Extracted data entries:
— START —

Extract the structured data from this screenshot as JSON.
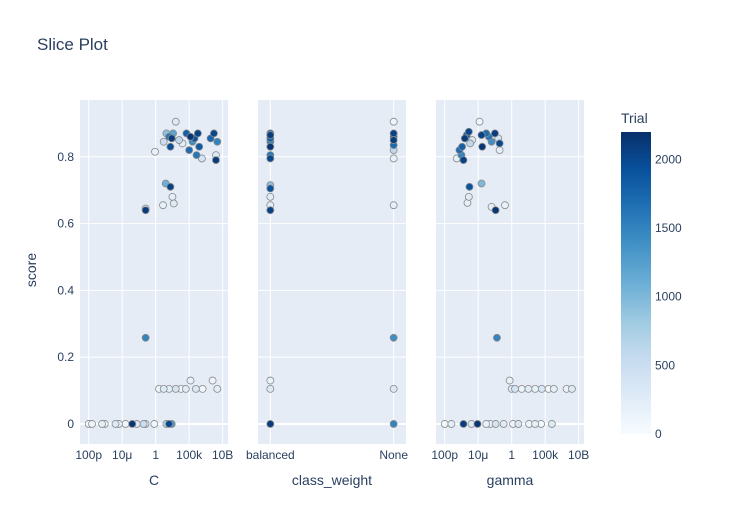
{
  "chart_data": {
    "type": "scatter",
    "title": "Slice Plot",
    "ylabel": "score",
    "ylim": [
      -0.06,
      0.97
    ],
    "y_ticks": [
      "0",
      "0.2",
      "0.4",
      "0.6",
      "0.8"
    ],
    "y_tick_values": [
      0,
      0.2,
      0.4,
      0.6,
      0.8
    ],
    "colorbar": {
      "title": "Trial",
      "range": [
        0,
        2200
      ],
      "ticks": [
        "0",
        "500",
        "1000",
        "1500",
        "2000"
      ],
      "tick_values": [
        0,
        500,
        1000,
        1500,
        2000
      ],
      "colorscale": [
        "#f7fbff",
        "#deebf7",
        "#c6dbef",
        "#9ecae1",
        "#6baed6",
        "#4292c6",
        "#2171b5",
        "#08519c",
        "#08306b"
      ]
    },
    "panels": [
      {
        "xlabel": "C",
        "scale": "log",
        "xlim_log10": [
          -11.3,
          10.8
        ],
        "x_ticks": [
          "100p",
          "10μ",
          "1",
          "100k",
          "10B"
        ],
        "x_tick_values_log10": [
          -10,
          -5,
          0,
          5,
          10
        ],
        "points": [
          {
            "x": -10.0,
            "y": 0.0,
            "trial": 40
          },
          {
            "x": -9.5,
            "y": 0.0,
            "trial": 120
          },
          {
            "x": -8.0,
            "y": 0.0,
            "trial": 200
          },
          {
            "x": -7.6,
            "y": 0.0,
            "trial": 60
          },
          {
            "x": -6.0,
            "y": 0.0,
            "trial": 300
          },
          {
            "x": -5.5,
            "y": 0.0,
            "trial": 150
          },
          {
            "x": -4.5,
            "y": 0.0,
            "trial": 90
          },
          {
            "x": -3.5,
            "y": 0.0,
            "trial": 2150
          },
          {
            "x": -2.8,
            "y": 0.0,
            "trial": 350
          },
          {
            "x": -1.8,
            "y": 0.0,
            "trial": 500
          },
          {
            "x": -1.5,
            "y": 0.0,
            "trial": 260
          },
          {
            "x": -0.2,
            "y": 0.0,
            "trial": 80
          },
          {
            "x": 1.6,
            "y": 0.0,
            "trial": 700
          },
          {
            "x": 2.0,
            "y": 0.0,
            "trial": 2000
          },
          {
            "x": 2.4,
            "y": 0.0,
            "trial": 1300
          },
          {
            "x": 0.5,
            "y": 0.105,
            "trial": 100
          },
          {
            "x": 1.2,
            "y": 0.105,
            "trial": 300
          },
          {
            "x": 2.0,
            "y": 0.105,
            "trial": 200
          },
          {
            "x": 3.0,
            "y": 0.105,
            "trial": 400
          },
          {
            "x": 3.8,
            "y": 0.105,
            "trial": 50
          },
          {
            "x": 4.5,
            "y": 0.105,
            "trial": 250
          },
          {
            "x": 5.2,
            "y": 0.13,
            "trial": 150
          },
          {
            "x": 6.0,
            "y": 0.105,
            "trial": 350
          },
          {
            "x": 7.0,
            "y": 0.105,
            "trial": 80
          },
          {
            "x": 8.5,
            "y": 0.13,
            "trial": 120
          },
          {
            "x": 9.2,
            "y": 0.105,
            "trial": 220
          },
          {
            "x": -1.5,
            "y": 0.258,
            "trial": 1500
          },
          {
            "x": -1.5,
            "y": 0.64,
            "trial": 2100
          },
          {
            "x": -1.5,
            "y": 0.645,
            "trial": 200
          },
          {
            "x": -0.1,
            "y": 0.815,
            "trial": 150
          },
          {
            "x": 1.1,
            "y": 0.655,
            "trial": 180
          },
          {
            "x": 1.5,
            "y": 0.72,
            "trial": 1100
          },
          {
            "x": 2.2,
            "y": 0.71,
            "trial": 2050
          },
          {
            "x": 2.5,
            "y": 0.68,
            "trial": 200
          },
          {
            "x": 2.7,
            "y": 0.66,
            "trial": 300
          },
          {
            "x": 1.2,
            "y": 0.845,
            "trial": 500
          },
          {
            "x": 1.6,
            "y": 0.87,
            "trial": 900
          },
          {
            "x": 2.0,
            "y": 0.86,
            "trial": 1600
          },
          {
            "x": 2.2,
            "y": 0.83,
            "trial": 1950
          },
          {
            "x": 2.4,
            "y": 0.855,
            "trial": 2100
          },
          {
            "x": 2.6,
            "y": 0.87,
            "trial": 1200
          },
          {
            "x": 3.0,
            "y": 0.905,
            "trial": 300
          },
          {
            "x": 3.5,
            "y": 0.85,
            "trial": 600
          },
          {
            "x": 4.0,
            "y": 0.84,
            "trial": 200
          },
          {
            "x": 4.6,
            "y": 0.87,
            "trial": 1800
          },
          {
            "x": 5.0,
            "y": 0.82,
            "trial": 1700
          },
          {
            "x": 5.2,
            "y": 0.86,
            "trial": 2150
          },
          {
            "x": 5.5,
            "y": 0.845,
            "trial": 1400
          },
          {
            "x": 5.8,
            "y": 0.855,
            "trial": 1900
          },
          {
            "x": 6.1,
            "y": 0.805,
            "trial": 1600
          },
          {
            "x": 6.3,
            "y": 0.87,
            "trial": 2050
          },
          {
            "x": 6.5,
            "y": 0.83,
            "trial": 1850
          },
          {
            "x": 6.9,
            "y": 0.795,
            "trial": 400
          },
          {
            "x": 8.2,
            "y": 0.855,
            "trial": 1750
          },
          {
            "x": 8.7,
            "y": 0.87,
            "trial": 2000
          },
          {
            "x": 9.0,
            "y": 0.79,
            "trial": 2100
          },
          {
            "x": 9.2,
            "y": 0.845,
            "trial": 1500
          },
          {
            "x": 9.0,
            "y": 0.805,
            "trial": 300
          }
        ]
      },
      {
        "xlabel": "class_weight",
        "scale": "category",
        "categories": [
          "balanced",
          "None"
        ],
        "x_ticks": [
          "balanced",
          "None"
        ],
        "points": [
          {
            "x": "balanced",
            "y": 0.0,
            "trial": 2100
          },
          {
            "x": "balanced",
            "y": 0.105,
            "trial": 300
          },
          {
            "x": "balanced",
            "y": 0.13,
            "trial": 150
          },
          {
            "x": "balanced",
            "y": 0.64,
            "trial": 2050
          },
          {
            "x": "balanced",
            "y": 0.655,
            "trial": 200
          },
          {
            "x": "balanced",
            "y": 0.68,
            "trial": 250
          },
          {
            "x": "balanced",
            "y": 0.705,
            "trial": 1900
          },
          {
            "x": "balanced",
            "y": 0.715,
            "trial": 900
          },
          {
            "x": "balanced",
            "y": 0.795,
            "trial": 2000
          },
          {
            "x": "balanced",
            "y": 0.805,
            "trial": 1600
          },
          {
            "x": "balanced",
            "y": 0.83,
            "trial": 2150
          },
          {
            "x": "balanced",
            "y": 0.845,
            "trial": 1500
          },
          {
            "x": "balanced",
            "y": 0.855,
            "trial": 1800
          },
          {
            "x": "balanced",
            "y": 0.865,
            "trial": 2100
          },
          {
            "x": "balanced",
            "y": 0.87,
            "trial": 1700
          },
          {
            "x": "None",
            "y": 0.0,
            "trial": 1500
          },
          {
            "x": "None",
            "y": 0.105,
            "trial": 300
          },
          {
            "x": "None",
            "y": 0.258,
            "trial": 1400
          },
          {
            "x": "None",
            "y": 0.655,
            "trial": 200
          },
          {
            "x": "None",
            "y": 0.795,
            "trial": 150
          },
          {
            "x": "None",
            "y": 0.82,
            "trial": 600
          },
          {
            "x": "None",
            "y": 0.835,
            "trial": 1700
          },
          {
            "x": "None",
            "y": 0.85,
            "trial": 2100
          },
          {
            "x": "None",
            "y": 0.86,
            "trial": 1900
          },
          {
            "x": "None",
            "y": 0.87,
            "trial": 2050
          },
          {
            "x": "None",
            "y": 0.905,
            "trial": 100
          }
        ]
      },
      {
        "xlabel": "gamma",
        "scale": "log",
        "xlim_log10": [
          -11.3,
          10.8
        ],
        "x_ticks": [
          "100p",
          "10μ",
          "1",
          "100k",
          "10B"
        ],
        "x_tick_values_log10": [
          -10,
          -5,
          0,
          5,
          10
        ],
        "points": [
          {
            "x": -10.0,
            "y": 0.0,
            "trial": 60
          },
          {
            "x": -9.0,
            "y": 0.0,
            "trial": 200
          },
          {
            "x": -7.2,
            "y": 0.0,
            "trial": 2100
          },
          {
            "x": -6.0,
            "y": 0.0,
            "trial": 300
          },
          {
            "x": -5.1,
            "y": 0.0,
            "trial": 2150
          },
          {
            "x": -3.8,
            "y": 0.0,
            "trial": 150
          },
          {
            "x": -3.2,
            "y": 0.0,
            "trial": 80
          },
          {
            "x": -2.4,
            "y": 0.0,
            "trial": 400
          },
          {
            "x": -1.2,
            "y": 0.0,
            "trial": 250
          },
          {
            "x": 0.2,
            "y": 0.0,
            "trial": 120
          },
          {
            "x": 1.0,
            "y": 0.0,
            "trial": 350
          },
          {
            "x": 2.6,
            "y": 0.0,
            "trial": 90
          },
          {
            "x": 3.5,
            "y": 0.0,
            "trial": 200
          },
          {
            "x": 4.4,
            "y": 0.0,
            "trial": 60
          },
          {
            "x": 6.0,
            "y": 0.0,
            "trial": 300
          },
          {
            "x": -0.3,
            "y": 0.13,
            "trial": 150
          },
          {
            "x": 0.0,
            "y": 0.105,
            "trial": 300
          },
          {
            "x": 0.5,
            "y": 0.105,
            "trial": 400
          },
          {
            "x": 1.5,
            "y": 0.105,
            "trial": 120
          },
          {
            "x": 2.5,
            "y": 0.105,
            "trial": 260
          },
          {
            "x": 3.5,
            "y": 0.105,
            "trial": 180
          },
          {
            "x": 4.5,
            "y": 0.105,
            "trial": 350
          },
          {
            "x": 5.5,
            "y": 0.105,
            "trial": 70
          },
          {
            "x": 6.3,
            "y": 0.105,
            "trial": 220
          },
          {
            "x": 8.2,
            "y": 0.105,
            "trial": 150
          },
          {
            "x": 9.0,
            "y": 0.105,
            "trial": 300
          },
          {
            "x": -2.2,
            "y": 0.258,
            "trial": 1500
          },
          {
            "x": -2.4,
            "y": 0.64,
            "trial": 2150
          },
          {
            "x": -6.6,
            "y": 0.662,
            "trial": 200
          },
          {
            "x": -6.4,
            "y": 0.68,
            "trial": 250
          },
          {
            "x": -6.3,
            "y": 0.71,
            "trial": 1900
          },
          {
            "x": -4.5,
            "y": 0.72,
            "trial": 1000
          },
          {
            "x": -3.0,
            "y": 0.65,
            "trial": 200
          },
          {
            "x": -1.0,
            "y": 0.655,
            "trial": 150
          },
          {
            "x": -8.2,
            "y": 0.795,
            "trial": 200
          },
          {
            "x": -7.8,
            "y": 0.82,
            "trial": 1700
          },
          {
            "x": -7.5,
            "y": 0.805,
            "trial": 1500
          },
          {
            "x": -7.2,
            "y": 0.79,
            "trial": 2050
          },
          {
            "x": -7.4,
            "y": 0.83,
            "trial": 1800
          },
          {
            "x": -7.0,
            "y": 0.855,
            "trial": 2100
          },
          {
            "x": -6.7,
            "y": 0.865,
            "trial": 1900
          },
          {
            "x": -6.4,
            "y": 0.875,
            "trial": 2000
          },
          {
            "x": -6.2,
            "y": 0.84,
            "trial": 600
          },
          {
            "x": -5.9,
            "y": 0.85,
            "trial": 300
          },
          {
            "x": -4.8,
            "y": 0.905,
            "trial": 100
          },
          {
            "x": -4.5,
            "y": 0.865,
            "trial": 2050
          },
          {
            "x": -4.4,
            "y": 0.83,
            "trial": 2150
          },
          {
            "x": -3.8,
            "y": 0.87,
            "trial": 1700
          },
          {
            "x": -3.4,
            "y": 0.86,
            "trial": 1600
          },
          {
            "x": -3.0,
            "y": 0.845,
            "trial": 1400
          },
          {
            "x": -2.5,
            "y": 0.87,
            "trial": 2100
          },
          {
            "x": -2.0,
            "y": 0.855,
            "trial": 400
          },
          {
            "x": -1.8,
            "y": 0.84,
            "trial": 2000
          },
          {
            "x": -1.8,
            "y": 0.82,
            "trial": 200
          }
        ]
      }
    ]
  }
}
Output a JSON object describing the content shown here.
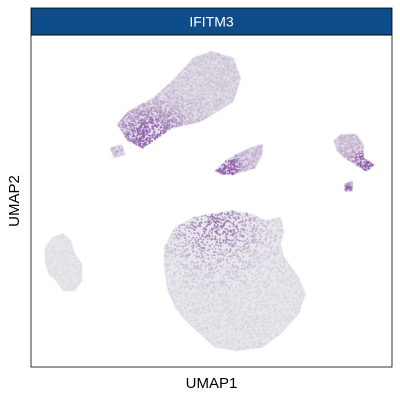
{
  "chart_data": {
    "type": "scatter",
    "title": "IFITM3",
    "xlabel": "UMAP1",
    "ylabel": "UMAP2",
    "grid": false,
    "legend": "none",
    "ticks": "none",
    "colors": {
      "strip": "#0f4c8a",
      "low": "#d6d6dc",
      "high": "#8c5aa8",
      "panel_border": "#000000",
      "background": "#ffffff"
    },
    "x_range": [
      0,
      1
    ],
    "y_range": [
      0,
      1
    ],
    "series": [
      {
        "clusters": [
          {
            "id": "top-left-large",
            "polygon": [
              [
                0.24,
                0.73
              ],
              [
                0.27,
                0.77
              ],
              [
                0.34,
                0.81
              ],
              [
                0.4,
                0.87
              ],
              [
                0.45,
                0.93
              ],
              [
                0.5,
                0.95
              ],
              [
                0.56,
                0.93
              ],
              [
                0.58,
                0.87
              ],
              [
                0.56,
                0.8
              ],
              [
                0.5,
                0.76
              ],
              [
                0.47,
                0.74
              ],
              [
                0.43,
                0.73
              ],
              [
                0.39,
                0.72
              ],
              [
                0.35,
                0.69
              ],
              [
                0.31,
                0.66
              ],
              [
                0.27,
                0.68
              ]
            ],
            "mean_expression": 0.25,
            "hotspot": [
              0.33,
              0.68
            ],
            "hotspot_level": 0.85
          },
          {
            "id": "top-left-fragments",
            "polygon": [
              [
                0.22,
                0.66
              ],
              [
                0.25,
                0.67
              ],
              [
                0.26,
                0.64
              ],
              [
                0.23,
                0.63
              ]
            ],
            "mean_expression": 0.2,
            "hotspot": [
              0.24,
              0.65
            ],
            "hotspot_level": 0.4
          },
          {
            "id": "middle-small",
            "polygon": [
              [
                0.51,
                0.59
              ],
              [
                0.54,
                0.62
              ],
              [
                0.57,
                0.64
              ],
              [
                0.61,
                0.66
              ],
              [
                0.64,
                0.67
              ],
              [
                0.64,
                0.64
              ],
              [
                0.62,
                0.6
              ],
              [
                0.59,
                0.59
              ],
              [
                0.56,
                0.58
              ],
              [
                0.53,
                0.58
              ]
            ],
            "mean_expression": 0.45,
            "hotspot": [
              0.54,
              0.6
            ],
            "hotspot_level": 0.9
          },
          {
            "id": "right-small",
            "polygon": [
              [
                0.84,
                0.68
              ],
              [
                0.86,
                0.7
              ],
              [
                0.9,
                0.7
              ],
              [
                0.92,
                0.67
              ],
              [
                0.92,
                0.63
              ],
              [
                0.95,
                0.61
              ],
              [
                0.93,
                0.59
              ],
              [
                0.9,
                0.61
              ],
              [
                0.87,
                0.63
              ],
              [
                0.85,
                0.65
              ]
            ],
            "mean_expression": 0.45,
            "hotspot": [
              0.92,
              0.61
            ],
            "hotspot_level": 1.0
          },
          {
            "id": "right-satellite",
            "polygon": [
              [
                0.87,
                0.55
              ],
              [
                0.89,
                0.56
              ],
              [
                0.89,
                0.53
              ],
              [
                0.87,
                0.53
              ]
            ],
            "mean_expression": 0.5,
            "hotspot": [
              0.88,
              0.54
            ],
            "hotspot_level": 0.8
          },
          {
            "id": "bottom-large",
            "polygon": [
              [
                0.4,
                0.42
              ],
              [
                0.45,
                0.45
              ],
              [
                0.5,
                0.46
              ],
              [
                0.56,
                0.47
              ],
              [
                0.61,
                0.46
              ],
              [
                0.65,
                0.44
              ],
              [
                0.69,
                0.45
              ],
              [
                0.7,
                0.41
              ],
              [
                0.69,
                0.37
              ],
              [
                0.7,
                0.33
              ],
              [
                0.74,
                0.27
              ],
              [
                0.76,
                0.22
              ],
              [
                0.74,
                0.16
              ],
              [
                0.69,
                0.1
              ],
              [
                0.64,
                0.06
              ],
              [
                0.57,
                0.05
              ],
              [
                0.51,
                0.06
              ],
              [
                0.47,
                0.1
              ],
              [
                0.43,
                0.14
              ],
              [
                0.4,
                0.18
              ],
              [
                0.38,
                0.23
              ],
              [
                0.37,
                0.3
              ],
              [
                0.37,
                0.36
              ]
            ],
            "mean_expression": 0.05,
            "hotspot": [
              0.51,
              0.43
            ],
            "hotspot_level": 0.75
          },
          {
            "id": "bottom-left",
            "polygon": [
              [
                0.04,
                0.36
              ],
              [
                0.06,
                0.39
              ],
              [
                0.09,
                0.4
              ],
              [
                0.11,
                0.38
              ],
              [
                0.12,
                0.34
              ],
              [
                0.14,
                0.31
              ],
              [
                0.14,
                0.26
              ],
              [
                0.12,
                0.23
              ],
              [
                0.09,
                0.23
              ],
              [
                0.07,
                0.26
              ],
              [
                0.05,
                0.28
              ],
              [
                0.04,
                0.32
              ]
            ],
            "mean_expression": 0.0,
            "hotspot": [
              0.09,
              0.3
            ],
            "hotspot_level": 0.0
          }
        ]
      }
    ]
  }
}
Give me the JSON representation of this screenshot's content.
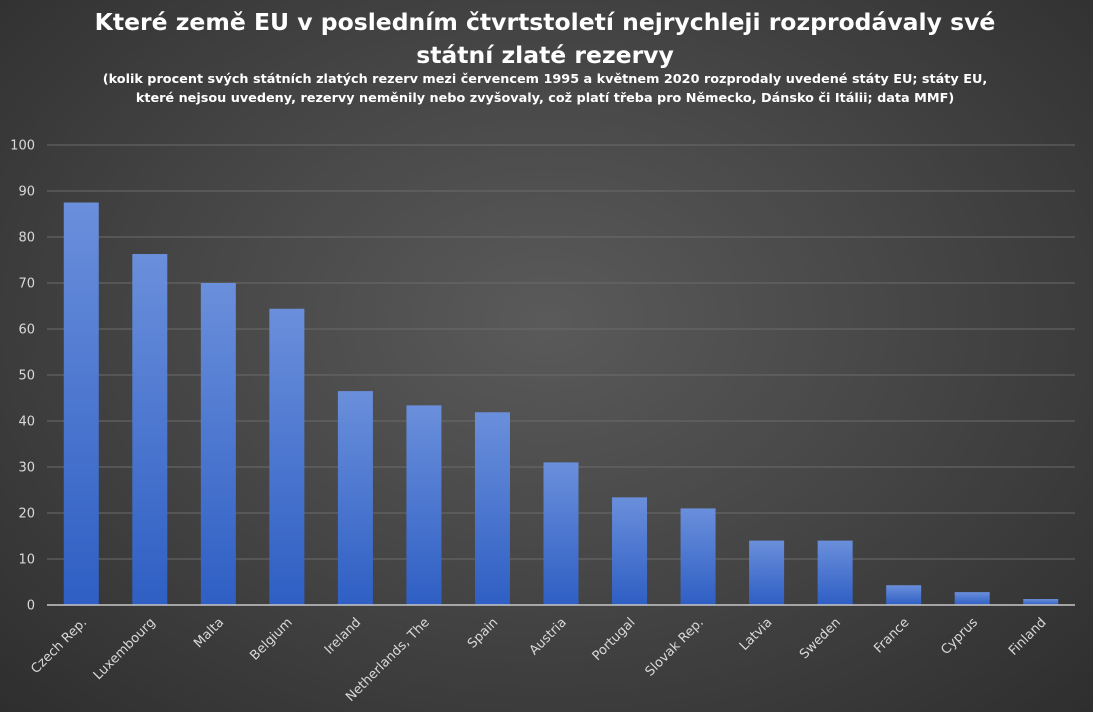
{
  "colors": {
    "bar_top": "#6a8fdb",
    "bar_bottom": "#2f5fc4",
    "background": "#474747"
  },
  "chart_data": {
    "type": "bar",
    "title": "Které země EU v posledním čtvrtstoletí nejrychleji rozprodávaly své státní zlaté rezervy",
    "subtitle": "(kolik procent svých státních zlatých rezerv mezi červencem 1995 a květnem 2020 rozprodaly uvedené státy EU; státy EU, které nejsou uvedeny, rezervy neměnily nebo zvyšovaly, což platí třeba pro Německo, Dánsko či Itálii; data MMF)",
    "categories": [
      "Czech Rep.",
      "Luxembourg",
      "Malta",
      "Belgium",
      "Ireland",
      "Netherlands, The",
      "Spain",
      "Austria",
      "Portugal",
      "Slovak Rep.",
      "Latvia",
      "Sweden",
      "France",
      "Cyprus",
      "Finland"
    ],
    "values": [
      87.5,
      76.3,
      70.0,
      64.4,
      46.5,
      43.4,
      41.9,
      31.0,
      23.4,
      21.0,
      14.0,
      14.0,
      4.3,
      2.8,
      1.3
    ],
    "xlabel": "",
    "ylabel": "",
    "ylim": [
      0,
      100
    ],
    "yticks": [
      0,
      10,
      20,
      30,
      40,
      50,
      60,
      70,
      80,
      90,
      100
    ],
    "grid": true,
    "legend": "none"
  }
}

— END —

### REQUIREMENT
Please retype, exactly and with the pictures left out, the lines from the line containing "Give me the" through the last line of the records above.

### RESULT OF THE EXERCISE
Give me the JSON representation of this screenshot's content.
{
  "colors": {
    "bar_top": "#6a8fdb",
    "bar_bottom": "#2f5fc4",
    "background": "#474747"
  },
  "chart_data": {
    "type": "bar",
    "title": "Které země EU v posledním čtvrtstoletí nejrychleji rozprodávaly své státní zlaté rezervy",
    "subtitle": "(kolik procent svých státních zlatých rezerv mezi červencem 1995 a květnem 2020 rozprodaly uvedené státy EU; státy EU, které nejsou uvedeny, rezervy neměnily nebo zvyšovaly, což platí třeba pro Německo, Dánsko či Itálii; data MMF)",
    "categories": [
      "Czech Rep.",
      "Luxembourg",
      "Malta",
      "Belgium",
      "Ireland",
      "Netherlands, The",
      "Spain",
      "Austria",
      "Portugal",
      "Slovak Rep.",
      "Latvia",
      "Sweden",
      "France",
      "Cyprus",
      "Finland"
    ],
    "values": [
      87.5,
      76.3,
      70.0,
      64.4,
      46.5,
      43.4,
      41.9,
      31.0,
      23.4,
      21.0,
      14.0,
      14.0,
      4.3,
      2.8,
      1.3
    ],
    "xlabel": "",
    "ylabel": "",
    "ylim": [
      0,
      100
    ],
    "yticks": [
      0,
      10,
      20,
      30,
      40,
      50,
      60,
      70,
      80,
      90,
      100
    ],
    "grid": true,
    "legend": "none"
  }
}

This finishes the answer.